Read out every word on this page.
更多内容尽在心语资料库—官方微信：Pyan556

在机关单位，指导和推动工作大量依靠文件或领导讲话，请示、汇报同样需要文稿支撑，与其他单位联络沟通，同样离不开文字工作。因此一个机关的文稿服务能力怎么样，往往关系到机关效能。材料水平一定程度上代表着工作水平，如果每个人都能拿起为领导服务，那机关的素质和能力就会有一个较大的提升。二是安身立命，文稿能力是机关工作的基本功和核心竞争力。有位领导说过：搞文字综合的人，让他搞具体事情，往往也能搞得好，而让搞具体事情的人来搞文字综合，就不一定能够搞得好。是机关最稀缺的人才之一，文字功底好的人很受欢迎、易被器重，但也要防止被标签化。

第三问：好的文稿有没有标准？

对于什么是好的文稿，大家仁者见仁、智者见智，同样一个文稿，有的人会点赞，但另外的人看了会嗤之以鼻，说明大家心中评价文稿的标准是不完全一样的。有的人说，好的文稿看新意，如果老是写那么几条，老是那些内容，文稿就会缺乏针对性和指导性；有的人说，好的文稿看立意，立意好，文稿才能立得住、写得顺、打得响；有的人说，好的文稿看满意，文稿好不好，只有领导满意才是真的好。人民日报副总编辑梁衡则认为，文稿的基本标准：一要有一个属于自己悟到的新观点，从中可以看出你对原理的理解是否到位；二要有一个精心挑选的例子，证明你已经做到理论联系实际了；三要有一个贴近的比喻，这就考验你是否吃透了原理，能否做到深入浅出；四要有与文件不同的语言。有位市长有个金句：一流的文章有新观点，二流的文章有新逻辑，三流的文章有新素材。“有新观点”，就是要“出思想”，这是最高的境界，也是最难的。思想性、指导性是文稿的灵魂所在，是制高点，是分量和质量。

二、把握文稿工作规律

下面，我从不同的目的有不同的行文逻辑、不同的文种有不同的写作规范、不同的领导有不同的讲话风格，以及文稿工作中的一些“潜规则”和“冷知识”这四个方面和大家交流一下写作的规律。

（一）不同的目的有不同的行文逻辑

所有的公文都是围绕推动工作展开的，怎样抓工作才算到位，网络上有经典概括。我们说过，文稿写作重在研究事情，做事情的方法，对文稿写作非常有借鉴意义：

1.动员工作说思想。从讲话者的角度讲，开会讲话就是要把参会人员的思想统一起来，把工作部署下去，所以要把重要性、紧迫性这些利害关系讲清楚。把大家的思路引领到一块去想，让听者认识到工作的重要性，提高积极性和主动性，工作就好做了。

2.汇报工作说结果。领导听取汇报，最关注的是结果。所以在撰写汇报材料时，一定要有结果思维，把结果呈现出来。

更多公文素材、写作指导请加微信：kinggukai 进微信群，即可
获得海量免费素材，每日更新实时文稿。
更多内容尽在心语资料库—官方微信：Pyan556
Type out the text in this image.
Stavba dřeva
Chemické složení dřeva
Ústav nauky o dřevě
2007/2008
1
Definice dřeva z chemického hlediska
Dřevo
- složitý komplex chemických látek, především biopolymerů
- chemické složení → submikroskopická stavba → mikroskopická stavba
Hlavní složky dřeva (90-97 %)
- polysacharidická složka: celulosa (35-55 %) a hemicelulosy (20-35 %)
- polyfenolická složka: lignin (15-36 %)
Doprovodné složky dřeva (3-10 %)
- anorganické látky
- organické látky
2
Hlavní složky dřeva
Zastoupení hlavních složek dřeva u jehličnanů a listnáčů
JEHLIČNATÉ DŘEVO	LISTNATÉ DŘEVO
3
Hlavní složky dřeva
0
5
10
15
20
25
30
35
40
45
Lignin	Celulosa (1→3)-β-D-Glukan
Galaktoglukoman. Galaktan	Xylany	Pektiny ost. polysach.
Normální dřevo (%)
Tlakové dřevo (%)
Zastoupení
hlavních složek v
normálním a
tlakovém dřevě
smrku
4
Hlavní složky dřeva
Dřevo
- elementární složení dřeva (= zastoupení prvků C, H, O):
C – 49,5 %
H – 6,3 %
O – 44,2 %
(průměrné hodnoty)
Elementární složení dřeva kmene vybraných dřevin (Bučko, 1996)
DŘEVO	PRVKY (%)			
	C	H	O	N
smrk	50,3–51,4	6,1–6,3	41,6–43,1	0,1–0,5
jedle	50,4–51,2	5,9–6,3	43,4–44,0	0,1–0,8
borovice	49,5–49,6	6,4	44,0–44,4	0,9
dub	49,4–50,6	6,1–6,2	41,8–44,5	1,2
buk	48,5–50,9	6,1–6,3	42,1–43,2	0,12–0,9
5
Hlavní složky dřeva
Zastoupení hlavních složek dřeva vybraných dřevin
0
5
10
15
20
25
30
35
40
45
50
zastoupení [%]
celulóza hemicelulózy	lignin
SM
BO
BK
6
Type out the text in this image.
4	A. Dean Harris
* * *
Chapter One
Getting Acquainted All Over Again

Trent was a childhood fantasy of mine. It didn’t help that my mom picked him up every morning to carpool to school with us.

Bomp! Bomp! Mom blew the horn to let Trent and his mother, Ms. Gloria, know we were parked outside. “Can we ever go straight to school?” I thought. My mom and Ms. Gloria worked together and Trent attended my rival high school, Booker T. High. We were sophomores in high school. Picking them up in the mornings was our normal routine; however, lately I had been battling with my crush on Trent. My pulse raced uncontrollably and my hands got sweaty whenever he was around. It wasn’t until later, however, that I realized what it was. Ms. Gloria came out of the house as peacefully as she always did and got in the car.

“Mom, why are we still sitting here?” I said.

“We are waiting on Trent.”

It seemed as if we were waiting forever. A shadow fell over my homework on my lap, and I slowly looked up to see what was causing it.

### GIVEN EXERCISE
Where a line above holds the string "waiting", show that line.

### EXERCISE ANSWER
“We are waiting on Trent.”
It seemed as if we were waiting forever. A shadow fell over my homework on my lap, and I slowly looked up to see what was causing it.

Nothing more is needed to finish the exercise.